Work instructions. Return the number of lines that contain the word "name", and return nothing else.

The data.
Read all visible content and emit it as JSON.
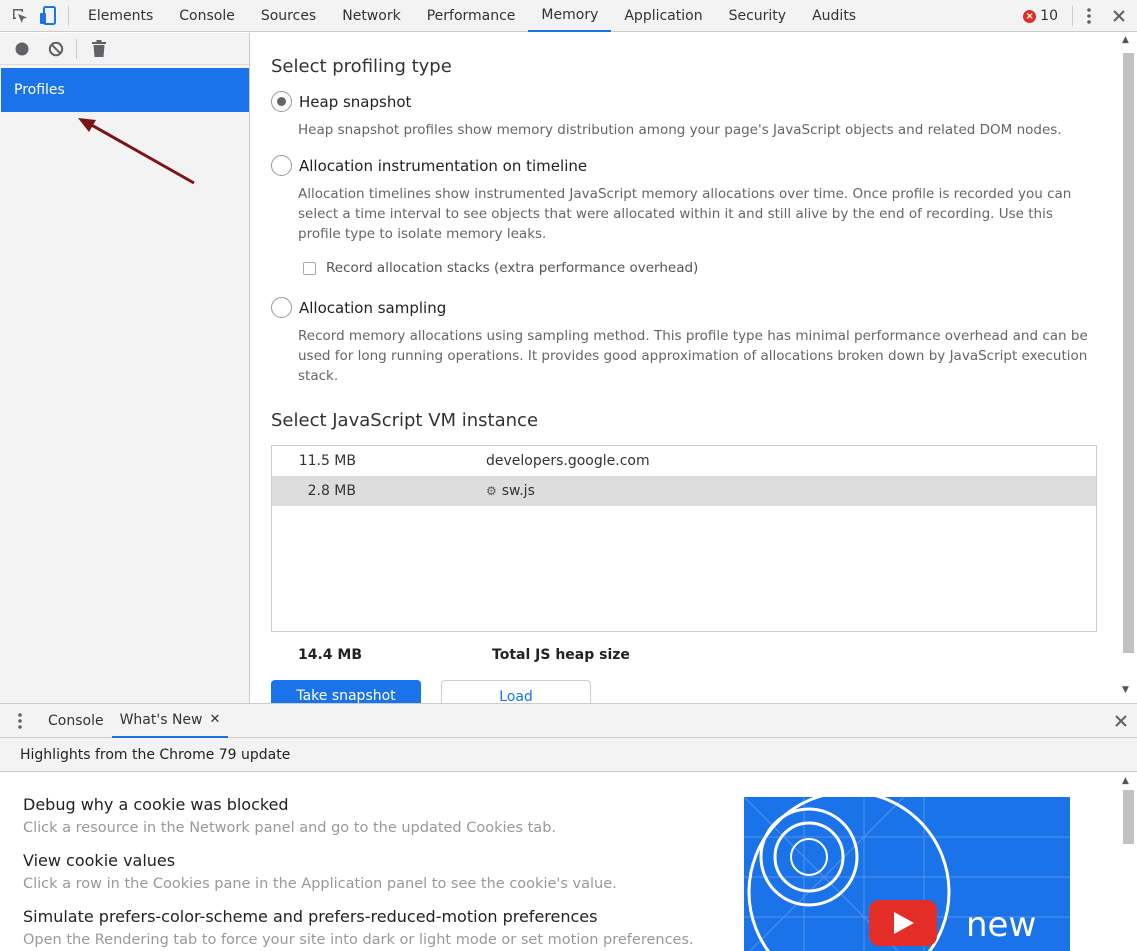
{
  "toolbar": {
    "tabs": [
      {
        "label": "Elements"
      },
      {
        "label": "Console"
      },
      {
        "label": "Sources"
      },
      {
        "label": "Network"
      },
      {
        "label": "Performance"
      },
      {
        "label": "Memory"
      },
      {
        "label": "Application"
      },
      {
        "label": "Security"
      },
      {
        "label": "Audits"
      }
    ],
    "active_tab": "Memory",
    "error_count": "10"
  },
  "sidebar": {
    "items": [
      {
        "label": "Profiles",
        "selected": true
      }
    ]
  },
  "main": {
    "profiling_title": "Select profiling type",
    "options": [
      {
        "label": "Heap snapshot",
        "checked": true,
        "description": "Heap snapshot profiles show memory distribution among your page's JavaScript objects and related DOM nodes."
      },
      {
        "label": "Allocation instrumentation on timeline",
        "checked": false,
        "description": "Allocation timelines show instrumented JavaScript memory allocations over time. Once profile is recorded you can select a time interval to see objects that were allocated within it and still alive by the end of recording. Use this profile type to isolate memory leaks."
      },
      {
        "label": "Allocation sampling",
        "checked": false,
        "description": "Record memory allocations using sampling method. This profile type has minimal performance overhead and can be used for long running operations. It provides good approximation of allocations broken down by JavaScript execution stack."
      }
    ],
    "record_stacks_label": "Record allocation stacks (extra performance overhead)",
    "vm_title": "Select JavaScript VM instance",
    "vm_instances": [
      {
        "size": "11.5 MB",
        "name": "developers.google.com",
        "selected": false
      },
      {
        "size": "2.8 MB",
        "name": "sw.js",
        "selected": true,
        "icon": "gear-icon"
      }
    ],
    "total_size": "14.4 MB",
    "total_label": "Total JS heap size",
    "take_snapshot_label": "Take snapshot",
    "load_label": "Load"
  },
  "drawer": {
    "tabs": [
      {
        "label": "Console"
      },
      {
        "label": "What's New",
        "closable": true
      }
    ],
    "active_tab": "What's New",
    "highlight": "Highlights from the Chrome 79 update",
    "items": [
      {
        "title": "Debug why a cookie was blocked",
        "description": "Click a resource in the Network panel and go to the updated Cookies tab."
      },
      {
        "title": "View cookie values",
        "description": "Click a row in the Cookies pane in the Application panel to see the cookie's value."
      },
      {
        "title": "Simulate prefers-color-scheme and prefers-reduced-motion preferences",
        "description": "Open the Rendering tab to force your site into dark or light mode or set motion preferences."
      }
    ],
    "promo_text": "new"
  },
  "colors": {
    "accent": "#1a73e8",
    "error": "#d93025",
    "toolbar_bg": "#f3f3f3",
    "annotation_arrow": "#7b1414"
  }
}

Answer for this exercise. 2